# [Requests]
• a. Update the essay from "On a Tuesday, in" up to and including "front of me." by changing "geology" to "chemistry", and give that part again.
• b. In the essay, condense the paragraph beginning "On a Tuesday, in the 10th grade" into a shorter version that keeps its main facts.

# [Provided text]
◆ ◆ ◆ ◆

Thoughts on Tragedy from a D.C. Resident

On a Tuesday, in the 10th grade, I sat twiddling my pencil in home room.  I had Mr. H., the geology teacher, who was notoriously known for taking roll call for the first two minutes and then leaving us to our own devices.  Twiddling a pencil seemed appropriate for an early September day.

“Do you think _____ will ask me to homecoming?” the chatty blond-haired girl, with the large chest, asked her friend at the table in front of me.

“If he’s smart,”  her twig-bodied friend blurted out in between cracks of “illegal” bubble gum pops.

I eavesdropped and flipped through the pages of my trigonometry book, with my left hand, as I glanced over my schedule for the semester.  I made a mental note to check in with the guidance counselor later that afternoon; AP European History needed to be nixed.

◆ ◆ ◆ ◆

# [Record extracts]
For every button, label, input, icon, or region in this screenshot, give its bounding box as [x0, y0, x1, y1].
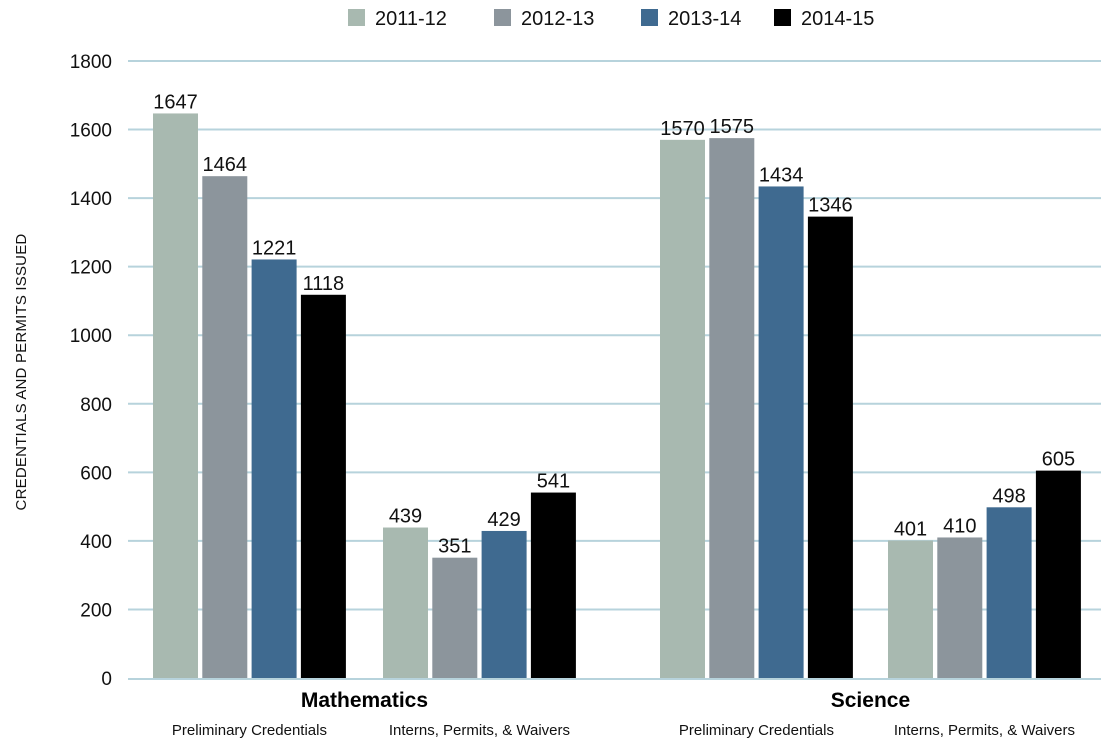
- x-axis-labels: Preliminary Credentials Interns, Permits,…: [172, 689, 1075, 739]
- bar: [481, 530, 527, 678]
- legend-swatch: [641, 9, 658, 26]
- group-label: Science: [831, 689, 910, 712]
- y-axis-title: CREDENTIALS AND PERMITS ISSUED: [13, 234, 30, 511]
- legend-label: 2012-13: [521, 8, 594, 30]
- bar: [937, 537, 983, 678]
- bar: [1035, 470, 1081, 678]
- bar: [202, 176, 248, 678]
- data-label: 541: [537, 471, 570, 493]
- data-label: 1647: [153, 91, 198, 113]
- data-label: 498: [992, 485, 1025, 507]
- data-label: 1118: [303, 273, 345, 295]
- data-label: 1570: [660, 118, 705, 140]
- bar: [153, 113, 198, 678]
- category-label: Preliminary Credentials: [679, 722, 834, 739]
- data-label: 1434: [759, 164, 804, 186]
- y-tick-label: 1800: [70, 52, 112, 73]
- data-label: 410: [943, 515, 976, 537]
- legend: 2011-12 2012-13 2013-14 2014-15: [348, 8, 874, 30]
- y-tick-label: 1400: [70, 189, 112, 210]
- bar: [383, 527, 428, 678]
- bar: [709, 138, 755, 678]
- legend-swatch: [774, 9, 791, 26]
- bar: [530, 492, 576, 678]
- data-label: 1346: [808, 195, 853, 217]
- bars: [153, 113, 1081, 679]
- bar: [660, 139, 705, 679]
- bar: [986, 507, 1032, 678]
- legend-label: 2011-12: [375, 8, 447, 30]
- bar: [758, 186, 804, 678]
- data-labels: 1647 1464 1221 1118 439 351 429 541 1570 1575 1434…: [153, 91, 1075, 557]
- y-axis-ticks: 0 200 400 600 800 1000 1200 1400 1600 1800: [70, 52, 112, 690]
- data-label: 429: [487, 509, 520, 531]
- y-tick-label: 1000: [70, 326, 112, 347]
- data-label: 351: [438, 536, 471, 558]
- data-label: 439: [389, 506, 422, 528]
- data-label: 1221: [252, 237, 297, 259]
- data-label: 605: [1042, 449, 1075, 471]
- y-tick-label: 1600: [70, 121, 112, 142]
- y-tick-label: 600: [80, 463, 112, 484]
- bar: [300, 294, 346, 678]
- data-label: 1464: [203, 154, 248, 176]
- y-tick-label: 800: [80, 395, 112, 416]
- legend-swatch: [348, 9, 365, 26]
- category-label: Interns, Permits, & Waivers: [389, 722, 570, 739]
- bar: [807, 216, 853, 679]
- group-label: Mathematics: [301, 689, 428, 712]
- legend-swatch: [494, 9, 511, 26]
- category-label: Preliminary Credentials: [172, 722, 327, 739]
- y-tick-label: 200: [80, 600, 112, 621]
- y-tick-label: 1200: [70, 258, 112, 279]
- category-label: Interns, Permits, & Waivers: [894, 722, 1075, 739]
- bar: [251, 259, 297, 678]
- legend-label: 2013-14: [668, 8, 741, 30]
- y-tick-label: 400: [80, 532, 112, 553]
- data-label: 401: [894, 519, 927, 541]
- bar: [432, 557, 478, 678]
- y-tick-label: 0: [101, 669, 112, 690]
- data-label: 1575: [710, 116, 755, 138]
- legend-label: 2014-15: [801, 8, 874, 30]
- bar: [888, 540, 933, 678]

◆ ◆ ◆ ◆

# [Answers to the tasks]
• a.
On a Tuesday, in the 10th grade, I sat twiddling my pencil in home room.  I had Mr. H., the chemistry teacher, who was notoriously known for taking roll call for the first two minutes and then leaving us to our own devices.  Twiddling a pencil seemed appropriate for an early September day.

“Do you think _____ will ask me to homecoming?” the chatty blond-haired girl, with the large chest, asked her friend at the table in front of me.

• b. On an early September Tuesday in 10th grade, I sat twiddling my pencil in home room. My home room teacher was Mr. H., the geology teacher, who was known for taking roll for the first two minutes and then leaving us on our own.